Extracted records:
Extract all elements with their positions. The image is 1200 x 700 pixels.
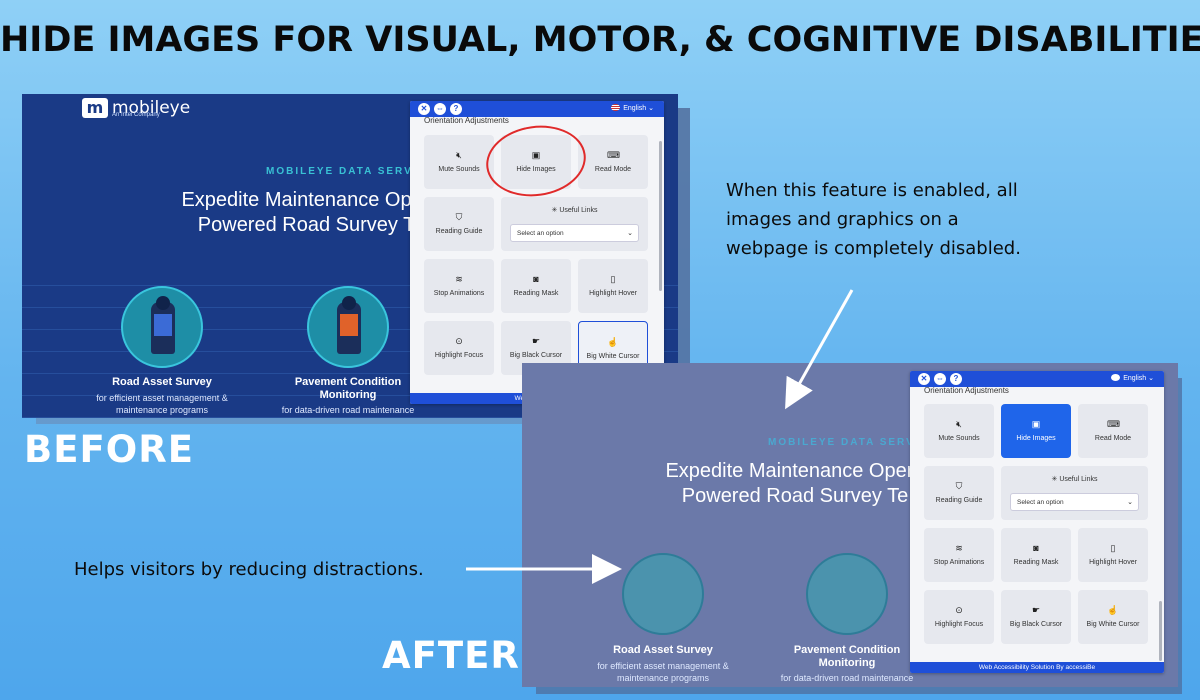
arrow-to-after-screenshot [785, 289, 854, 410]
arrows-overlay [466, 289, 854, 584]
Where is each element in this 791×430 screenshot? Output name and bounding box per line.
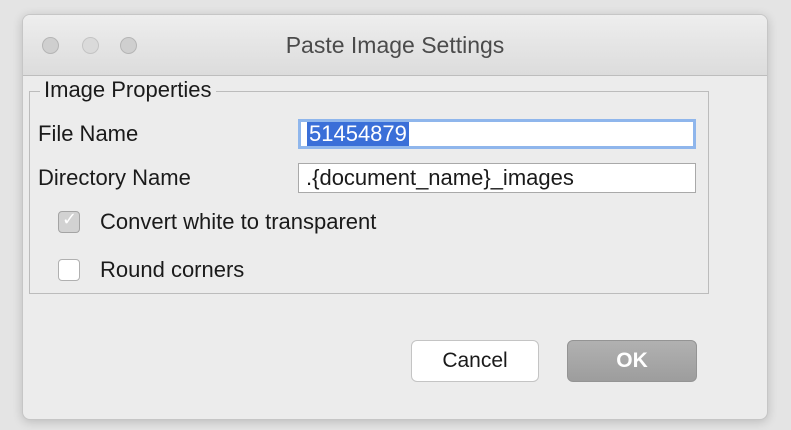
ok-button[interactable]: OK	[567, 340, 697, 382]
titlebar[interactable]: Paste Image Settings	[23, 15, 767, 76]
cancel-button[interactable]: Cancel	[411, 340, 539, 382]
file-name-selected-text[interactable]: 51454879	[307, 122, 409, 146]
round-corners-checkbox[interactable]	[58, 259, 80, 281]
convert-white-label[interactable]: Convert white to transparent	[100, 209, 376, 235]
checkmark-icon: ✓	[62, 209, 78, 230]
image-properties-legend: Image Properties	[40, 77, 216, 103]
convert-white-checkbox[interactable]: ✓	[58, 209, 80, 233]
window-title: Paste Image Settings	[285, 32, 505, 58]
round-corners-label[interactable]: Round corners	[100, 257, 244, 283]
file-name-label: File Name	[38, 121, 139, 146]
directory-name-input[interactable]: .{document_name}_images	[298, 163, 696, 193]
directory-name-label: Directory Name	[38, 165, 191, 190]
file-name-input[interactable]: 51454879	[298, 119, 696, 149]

Problem to work on: Please print all the items above again, copying each line unchanged and leaving out the pictures.

Written solution:
Extract all elements with their positions. The image is 1200 x 700 pixels.
arrow-to-after-screenshot [785, 289, 854, 410]
arrows-overlay [466, 289, 854, 584]
Where is each element in this 791×430 screenshot? Output name and bounding box per line.
ok-button[interactable]: OK	[567, 340, 697, 382]
titlebar[interactable]: Paste Image Settings	[23, 15, 767, 76]
cancel-button[interactable]: Cancel	[411, 340, 539, 382]
file-name-selected-text[interactable]: 51454879	[307, 122, 409, 146]
round-corners-checkbox[interactable]	[58, 259, 80, 281]
convert-white-label[interactable]: Convert white to transparent	[100, 209, 376, 235]
checkmark-icon: ✓	[62, 209, 78, 230]
image-properties-legend: Image Properties	[40, 77, 216, 103]
convert-white-checkbox[interactable]: ✓	[58, 209, 80, 233]
window-title: Paste Image Settings	[285, 32, 505, 58]
round-corners-label[interactable]: Round corners	[100, 257, 244, 283]
file-name-label: File Name	[38, 121, 139, 146]
directory-name-input[interactable]: .{document_name}_images	[298, 163, 696, 193]
directory-name-label: Directory Name	[38, 165, 191, 190]
file-name-input[interactable]: 51454879	[298, 119, 696, 149]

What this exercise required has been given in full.